• Your goal:
Repeat every record below exactly, leaving out the pictures.

• Provided material:

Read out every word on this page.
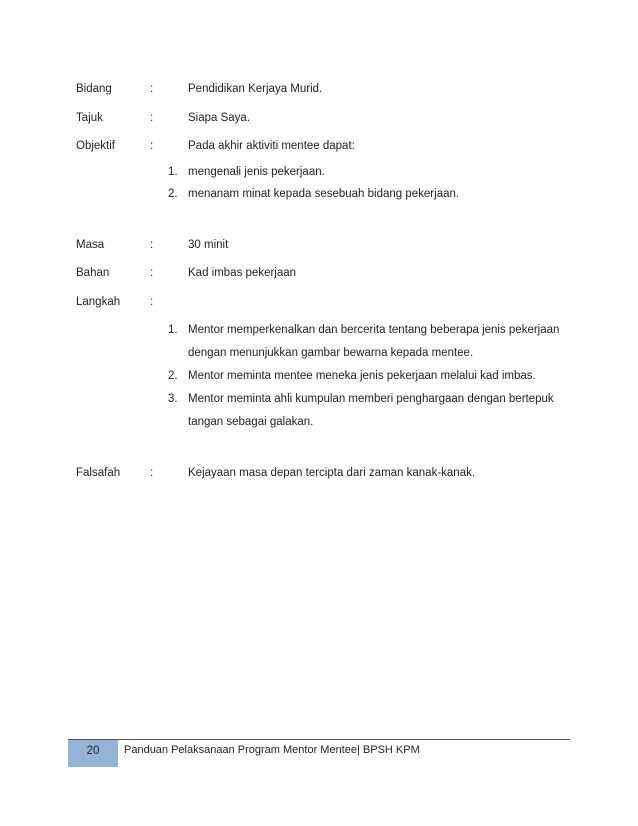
Bidang	:	Pendidikan Kerjaya Murid.
Tajuk	:	Siapa Saya.
Objektif	:	Pada akhir aktiviti mentee dapat:
1. mengenali jenis pekerjaan.
2. menanam minat kepada sesebuah bidang pekerjaan.
Masa	:	30 minit
Bahan	:	Kad imbas pekerjaan
Langkah	:
1. Mentor memperkenalkan dan bercerita tentang beberapa jenis pekerjaan
dengan menunjukkan gambar bewarna kepada mentee.
2. Mentor meminta mentee meneka jenis pekerjaan melalui kad imbas.
3. Mentor meminta ahli kumpulan memberi penghargaan dengan bertepuk
tangan sebagai galakan.
Falsafah	:	Kejayaan masa depan tercipta dari zaman kanak-kanak.
20	Panduan Pelaksanaan Program Mentor Mentee| BPSH KPM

• Exercise answer:
Read out every word on this page.
Bidang	:	Pendidikan Kerjaya Murid.
Tajuk	:	Siapa Saya.
Objektif	:	Pada akhir aktiviti mentee dapat:
1. mengenali jenis pekerjaan.
2. menanam minat kepada sesebuah bidang pekerjaan.
Masa	:	30 minit
Bahan	:	Kad imbas pekerjaan
Langkah	:
1. Mentor memperkenalkan dan bercerita tentang beberapa jenis pekerjaan
dengan menunjukkan gambar bewarna kepada mentee.
2. Mentor meminta mentee meneka jenis pekerjaan melalui kad imbas.
3. Mentor meminta ahli kumpulan memberi penghargaan dengan bertepuk
tangan sebagai galakan.
Falsafah	:	Kejayaan masa depan tercipta dari zaman kanak-kanak.
20	Panduan Pelaksanaan Program Mentor Mentee| BPSH KPM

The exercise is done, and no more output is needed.